## Requirement
Without the pictures, set down every line of the data exactly.

## Material supplied
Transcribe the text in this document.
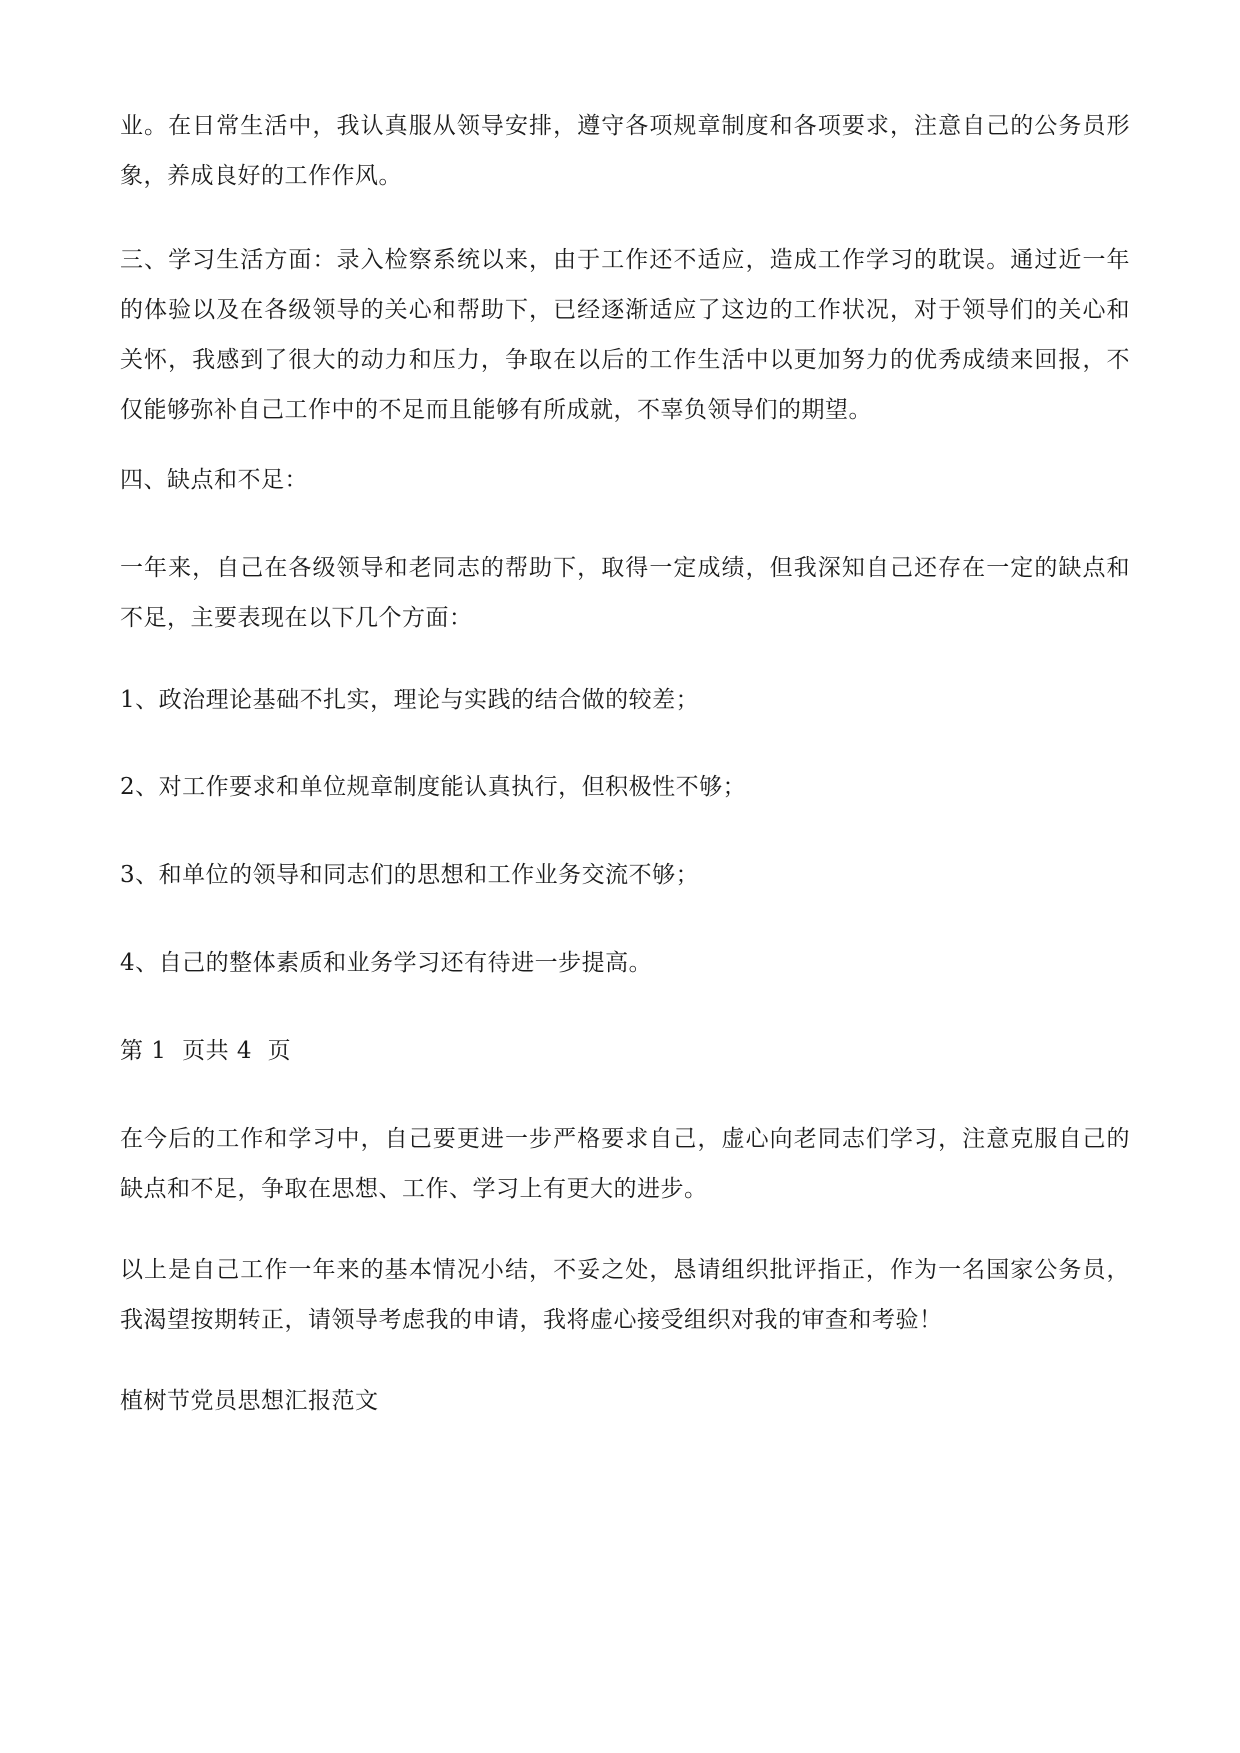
业。在日常生活中，我认真服从领导安排，遵守各项规章制度和各项要求，注意自己的公务员形象，养成良好的工作作风。

三、学习生活方面：录入检察系统以来，由于工作还不适应，造成工作学习的耽误。通过近一年的体验以及在各级领导的关心和帮助下，已经逐渐适应了这边的工作状况，对于领导们的关心和关怀，我感到了很大的动力和压力，争取在以后的工作生活中以更加努力的优秀成绩来回报，不仅能够弥补自己工作中的不足而且能够有所成就，不辜负领导们的期望。

四、缺点和不足：

一年来，自己在各级领导和老同志的帮助下，取得一定成绩，但我深知自己还存在一定的缺点和不足，主要表现在以下几个方面：

1、政治理论基础不扎实，理论与实践的结合做的较差；

2、对工作要求和单位规章制度能认真执行，但积极性不够；

3、和单位的领导和同志们的思想和工作业务交流不够；

4、自己的整体素质和业务学习还有待进一步提高。

第 1  页共 4  页

在今后的工作和学习中，自己要更进一步严格要求自己，虚心向老同志们学习，注意克服自己的缺点和不足，争取在思想、工作、学习上有更大的进步。

以上是自己工作一年来的基本情况小结，不妥之处，恳请组织批评指正，作为一名国家公务员，我渴望按期转正，请领导考虑我的申请，我将虚心接受组织对我的审查和考验！

植树节党员思想汇报范文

## Solution
Transcribe the text in this document.
业。在日常生活中，我认真服从领导安排，遵守各项规章制度和各项要求，注意自己的公务员形象，养成良好的工作作风。

三、学习生活方面：录入检察系统以来，由于工作还不适应，造成工作学习的耽误。通过近一年的体验以及在各级领导的关心和帮助下，已经逐渐适应了这边的工作状况，对于领导们的关心和关怀，我感到了很大的动力和压力，争取在以后的工作生活中以更加努力的优秀成绩来回报，不仅能够弥补自己工作中的不足而且能够有所成就，不辜负领导们的期望。

四、缺点和不足：

一年来，自己在各级领导和老同志的帮助下，取得一定成绩，但我深知自己还存在一定的缺点和不足，主要表现在以下几个方面：

1、政治理论基础不扎实，理论与实践的结合做的较差；

2、对工作要求和单位规章制度能认真执行，但积极性不够；

3、和单位的领导和同志们的思想和工作业务交流不够；

4、自己的整体素质和业务学习还有待进一步提高。

第 1  页共 4  页

在今后的工作和学习中，自己要更进一步严格要求自己，虚心向老同志们学习，注意克服自己的缺点和不足，争取在思想、工作、学习上有更大的进步。

以上是自己工作一年来的基本情况小结，不妥之处，恳请组织批评指正，作为一名国家公务员，我渴望按期转正，请领导考虑我的申请，我将虚心接受组织对我的审查和考验！

植树节党员思想汇报范文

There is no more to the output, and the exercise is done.